§ **Work instructions**: Count lines, not occurrences: give the number of lines holding the word "point", and nothing besides.

══ Data provided ══

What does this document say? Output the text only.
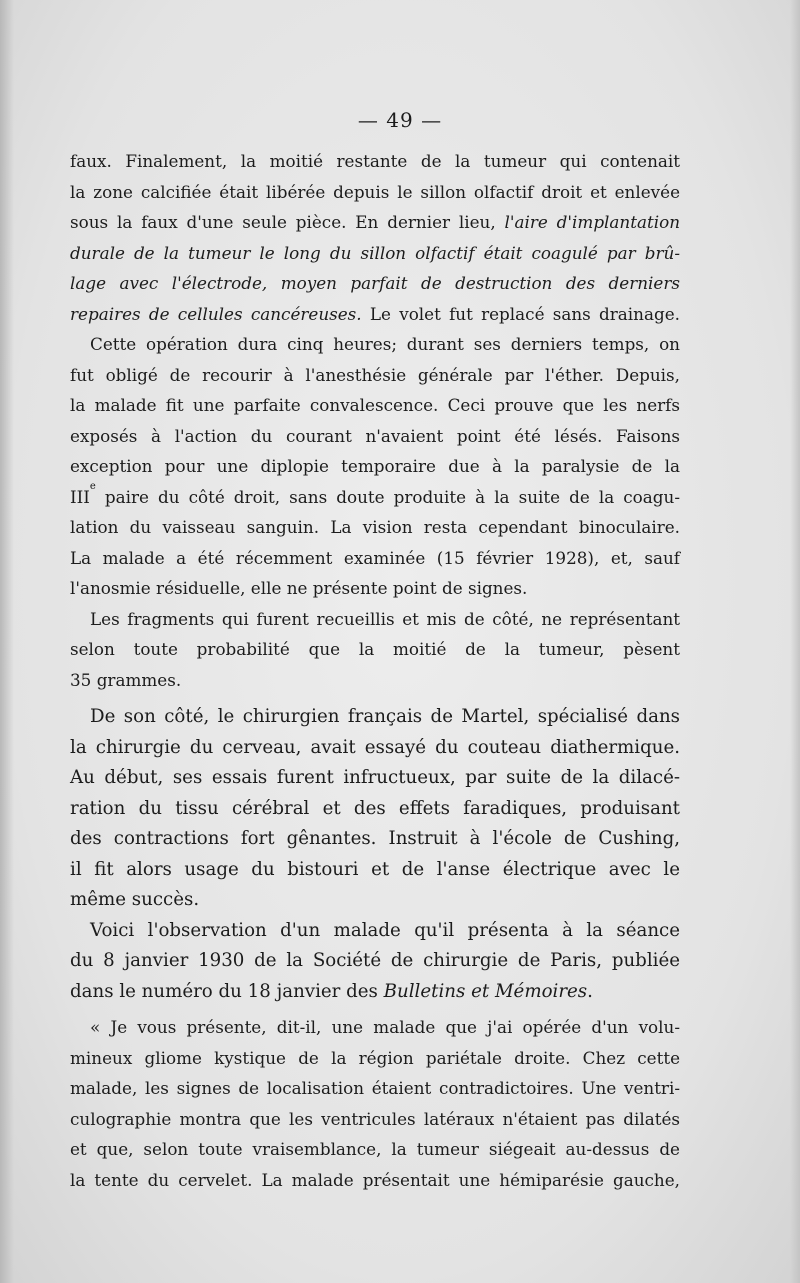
— 49 —
faux. Finalement, la moitié restante de la tumeur qui contenait
la zone calcifiée était libérée depuis le sillon olfactif droit et enlevée
sous la faux d'une seule pièce. En dernier lieu, l'aire d'implantation
durale de la tumeur le long du sillon olfactif était coagulé par brû-
lage avec l'électrode, moyen parfait de destruction des derniers
repaires de cellules cancéreuses. Le volet fut replacé sans drainage.
Cette opération dura cinq heures; durant ses derniers temps, on
fut obligé de recourir à l'anesthésie générale par l'éther. Depuis,
la malade fit une parfaite convalescence. Ceci prouve que les nerfs
exposés à l'action du courant n'avaient point été lésés. Faisons
exception pour une diplopie temporaire due à la paralysie de la
IIIe paire du côté droit, sans doute produite à la suite de la coagu-
lation du vaisseau sanguin. La vision resta cependant binoculaire.
La malade a été récemment examinée (15 février 1928), et, sauf
l'anosmie résiduelle, elle ne présente point de signes.
Les fragments qui furent recueillis et mis de côté, ne représentant
selon toute probabilité que la moitié de la tumeur, pèsent
35 grammes.
De son côté, le chirurgien français de Martel, spécialisé dans
la chirurgie du cerveau, avait essayé du couteau diathermique.
Au début, ses essais furent infructueux, par suite de la dilacé-
ration du tissu cérébral et des effets faradiques, produisant
des contractions fort gênantes. Instruit à l'école de Cushing,
il fit alors usage du bistouri et de l'anse électrique avec le
même succès.
Voici l'observation d'un malade qu'il présenta à la séance
du 8 janvier 1930 de la Société de chirurgie de Paris, publiée
dans le numéro du 18 janvier des Bulletins et Mémoires.
« Je vous présente, dit-il, une malade que j'ai opérée d'un volu-
mineux gliome kystique de la région pariétale droite. Chez cette
malade, les signes de localisation étaient contradictoires. Une ventri-
culographie montra que les ventricules latéraux n'étaient pas dilatés
et que, selon toute vraisemblance, la tumeur siégeait au-dessus de
la tente du cervelet. La malade présentait une hémiparésie gauche,
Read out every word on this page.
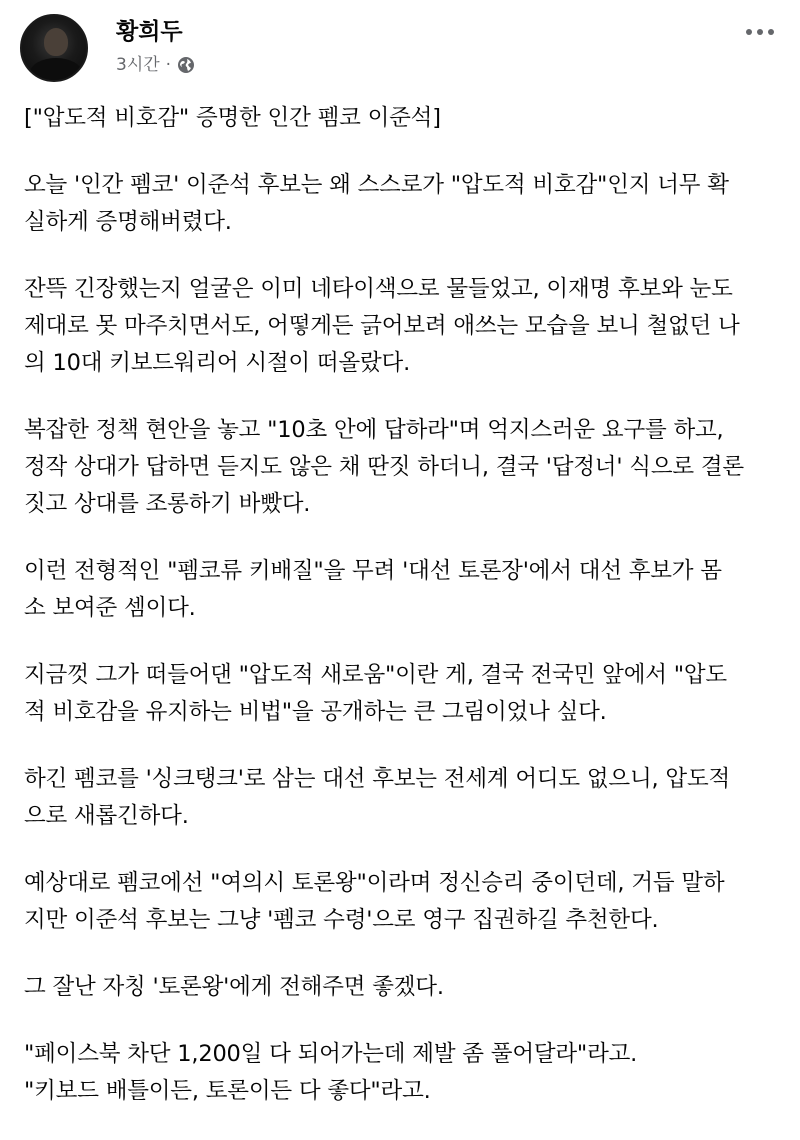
황희두
3시간 ·

["압도적 비호감" 증명한 인간 펨코 이준석]

오늘 '인간 펨코' 이준석 후보는 왜 스스로가 "압도적 비호감"인지 너무 확
실하게 증명해버렸다.

잔뜩 긴장했는지 얼굴은 이미 네타이색으로 물들었고, 이재명 후보와 눈도
제대로 못 마주치면서도, 어떻게든 긁어보려 애쓰는 모습을 보니 철없던 나
의 10대 키보드워리어 시절이 떠올랐다.

복잡한 정책 현안을 놓고 "10초 안에 답하라"며 억지스러운 요구를 하고,
정작 상대가 답하면 듣지도 않은 채 딴짓 하더니, 결국 '답정너' 식으로 결론
짓고 상대를 조롱하기 바빴다.

이런 전형적인 "펨코류 키배질"을 무려 '대선 토론장'에서 대선 후보가 몸
소 보여준 셈이다.

지금껏 그가 떠들어댄 "압도적 새로움"이란 게, 결국 전국민 앞에서 "압도
적 비호감을 유지하는 비법"을 공개하는 큰 그림이었나 싶다.

하긴 펨코를 '싱크탱크'로 삼는 대선 후보는 전세계 어디도 없으니, 압도적
으로 새롭긴하다.

예상대로 펨코에선 "여의시 토론왕"이라며 정신승리 중이던데, 거듭 말하
지만 이준석 후보는 그냥 '펨코 수령'으로 영구 집권하길 추천한다.

그 잘난 자칭 '토론왕'에게 전해주면 좋겠다.

"페이스북 차단 1,200일 다 되어가는데 제발 좀 풀어달라"라고.
"키보드 배틀이든, 토론이든 다 좋다"라고.
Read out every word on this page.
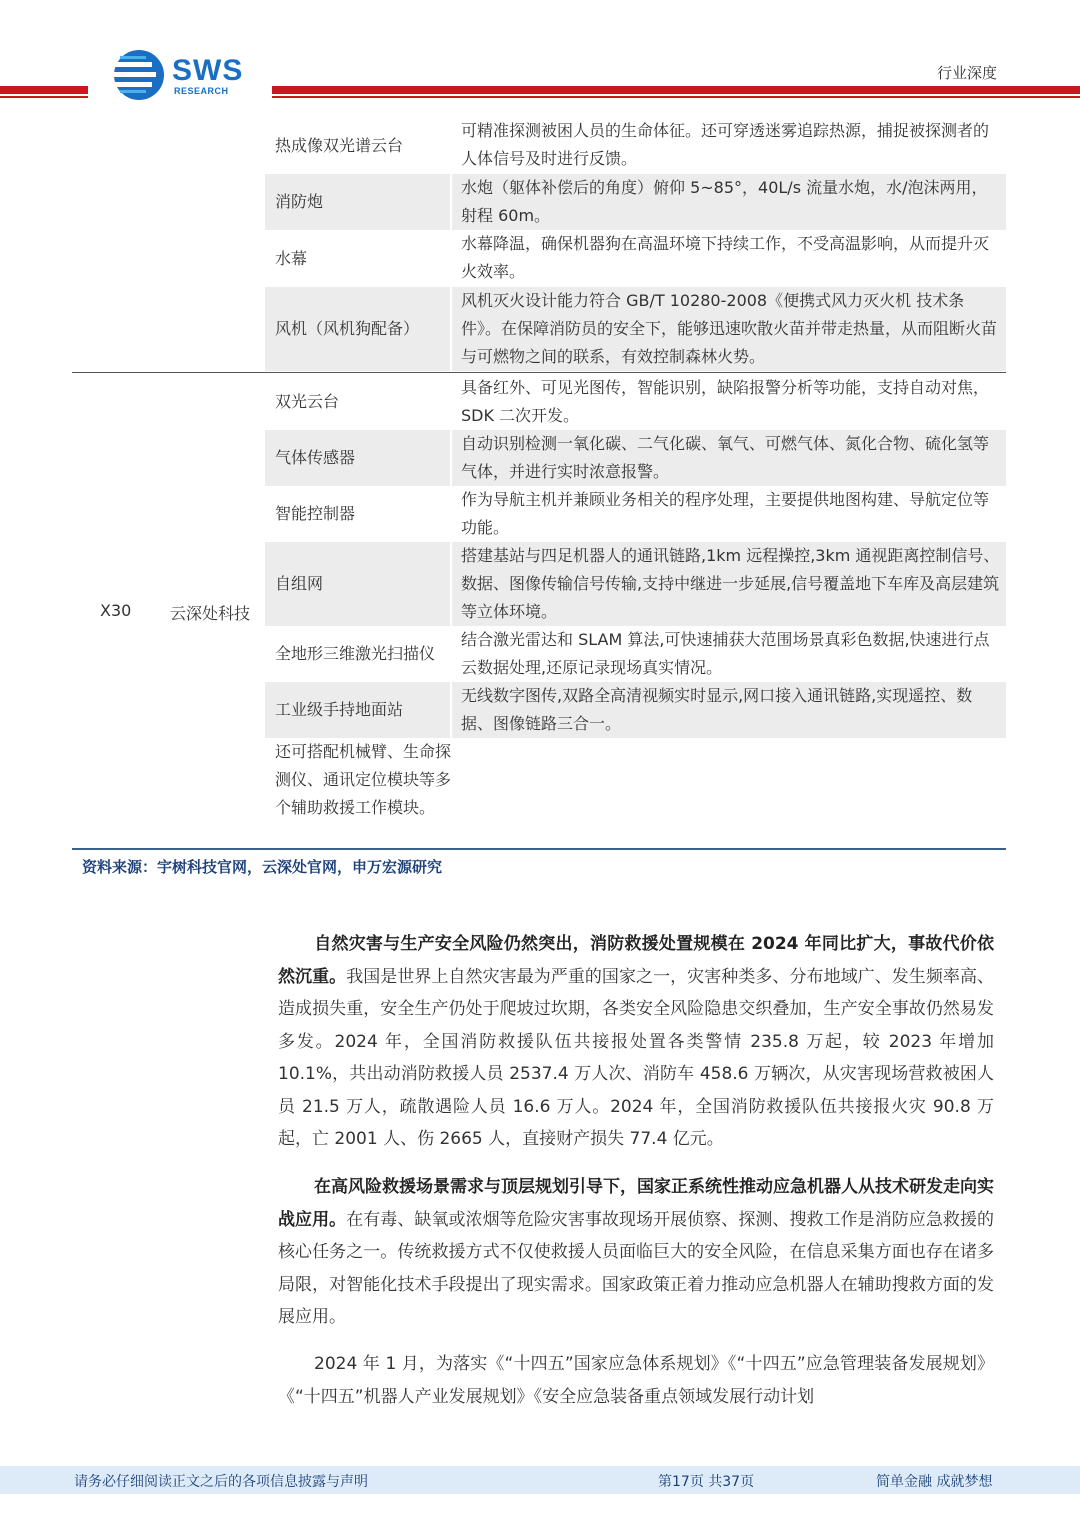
SWS
RESEARCH
行业深度
热成像双光谱云台
可精准探测被困人员的生命体征。还可穿透迷雾追踪热源，捕捉被探测者的人体信号及时进行反馈。
消防炮
水炮（躯体补偿后的角度）俯仰 5~85°，40L/s 流量水炮，水/泡沫两用，射程 60m。
水幕
水幕降温，确保机器狗在高温环境下持续工作，不受高温影响，从而提升灭火效率。
风机（风机狗配备）
风机灭火设计能力符合 GB/T 10280-2008《便携式风力灭火机 技术条件》。在保障消防员的安全下，能够迅速吹散火苗并带走热量，从而阻断火苗与可燃物之间的联系，有效控制森林火势。
X30 云深处科技
双光云台
具备红外、可见光图传，智能识别，缺陷报警分析等功能，支持自动对焦，SDK 二次开发。
气体传感器
自动识别检测一氧化碳、二气化碳、氧气、可燃气体、氮化合物、硫化氢等气体，并进行实时浓意报警。
智能控制器
作为导航主机并兼顾业务相关的程序处理，主要提供地图构建、导航定位等功能。
自组网
搭建基站与四足机器人的通讯链路,1km 远程操控,3km 通视距离控制信号、数据、图像传输信号传输,支持中继进一步延展,信号覆盖地下车库及高层建筑等立体环境。
全地形三维激光扫描仪
结合激光雷达和 SLAM 算法,可快速捕获大范围场景真彩色数据,快速进行点云数据处理,还原记录现场真实情况。
工业级手持地面站
无线数字图传,双路全高清视频实时显示,网口接入通讯链路,实现遥控、数据、图像链路三合一。
还可搭配机械臂、生命探测仪、通讯定位模块等多个辅助救援工作模块。
资料来源：宇树科技官网，云深处官网，申万宏源研究
自然灾害与生产安全风险仍然突出，消防救援处置规模在 2024 年同比扩大，事故代价依然沉重。我国是世界上自然灾害最为严重的国家之一，灾害种类多、分布地域广、发生频率高、造成损失重，安全生产仍处于爬坡过坎期，各类安全风险隐患交织叠加，生产安全事故仍然易发多发。2024 年，全国消防救援队伍共接报处置各类警情 235.8 万起，较 2023 年增加 10.1%，共出动消防救援人员 2537.4 万人次、消防车 458.6 万辆次，从灾害现场营救被困人员 21.5 万人，疏散遇险人员 16.6 万人。2024 年，全国消防救援队伍共接报火灾 90.8 万起，亡 2001 人、伤 2665 人，直接财产损失 77.4 亿元。
在高风险救援场景需求与顶层规划引导下，国家正系统性推动应急机器人从技术研发走向实战应用。在有毒、缺氧或浓烟等危险灾害事故现场开展侦察、探测、搜救工作是消防应急救援的核心任务之一。传统救援方式不仅使救援人员面临巨大的安全风险，在信息采集方面也存在诸多局限，对智能化技术手段提出了现实需求。国家政策正着力推动应急机器人在辅助搜救方面的发展应用。
2024 年 1 月，为落实《“十四五”国家应急体系规划》《“十四五”应急管理装备发展规划》《“十四五”机器人产业发展规划》《安全应急装备重点领域发展行动计划
请务必仔细阅读正文之后的各项信息披露与声明	第17页 共37页	简单金融 成就梦想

═══

§ **Task solution**: 2